Each entry should be quoted word for word, including every mark of punctuation.

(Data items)
□ □ □ □ □ □ □

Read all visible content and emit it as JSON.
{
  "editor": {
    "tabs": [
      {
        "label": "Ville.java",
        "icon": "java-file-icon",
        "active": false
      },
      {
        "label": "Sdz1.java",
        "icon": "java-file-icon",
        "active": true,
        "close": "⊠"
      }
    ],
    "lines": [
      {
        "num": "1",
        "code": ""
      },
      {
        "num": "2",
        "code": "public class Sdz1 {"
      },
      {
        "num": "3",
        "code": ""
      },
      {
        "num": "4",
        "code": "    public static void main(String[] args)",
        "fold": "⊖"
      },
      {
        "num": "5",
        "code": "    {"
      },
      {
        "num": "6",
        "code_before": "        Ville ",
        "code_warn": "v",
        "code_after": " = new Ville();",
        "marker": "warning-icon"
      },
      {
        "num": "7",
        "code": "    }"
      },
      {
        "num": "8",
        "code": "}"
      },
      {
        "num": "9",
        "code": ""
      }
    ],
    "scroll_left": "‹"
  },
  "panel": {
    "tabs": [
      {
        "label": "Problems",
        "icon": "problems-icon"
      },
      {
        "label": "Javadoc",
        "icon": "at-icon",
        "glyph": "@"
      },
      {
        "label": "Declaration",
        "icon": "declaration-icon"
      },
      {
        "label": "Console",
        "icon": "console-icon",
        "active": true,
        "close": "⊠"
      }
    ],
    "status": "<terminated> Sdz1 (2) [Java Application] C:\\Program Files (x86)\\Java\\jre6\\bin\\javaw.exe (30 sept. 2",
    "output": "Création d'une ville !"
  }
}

□ □ □ □ □ □ □

[Task result]:
Read all visible content and emit it as JSON.
{
  "editor": {
    "tabs": [
      {
        "label": "Ville.java",
        "icon": "java-file-icon",
        "active": false
      },
      {
        "label": "Sdz1.java",
        "icon": "java-file-icon",
        "active": true,
        "close": "⊠"
      }
    ],
    "lines": [
      {
        "num": "1",
        "code": ""
      },
      {
        "num": "2",
        "code": "public class Sdz1 {"
      },
      {
        "num": "3",
        "code": ""
      },
      {
        "num": "4",
        "code": "    public static void main(String[] args)",
        "fold": "⊖"
      },
      {
        "num": "5",
        "code": "    {"
      },
      {
        "num": "6",
        "code_before": "        Ville ",
        "code_warn": "v",
        "code_after": " = new Ville();",
        "marker": "warning-icon"
      },
      {
        "num": "7",
        "code": "    }"
      },
      {
        "num": "8",
        "code": "}"
      },
      {
        "num": "9",
        "code": ""
      }
    ],
    "scroll_left": "‹"
  },
  "panel": {
    "tabs": [
      {
        "label": "Problems",
        "icon": "problems-icon"
      },
      {
        "label": "Javadoc",
        "icon": "at-icon",
        "glyph": "@"
      },
      {
        "label": "Declaration",
        "icon": "declaration-icon"
      },
      {
        "label": "Console",
        "icon": "console-icon",
        "active": true,
        "close": "⊠"
      }
    ],
    "status": "<terminated> Sdz1 (2) [Java Application] C:\\Program Files (x86)\\Java\\jre6\\bin\\javaw.exe (30 sept. 2",
    "output": "Création d'une ville !"
  }
}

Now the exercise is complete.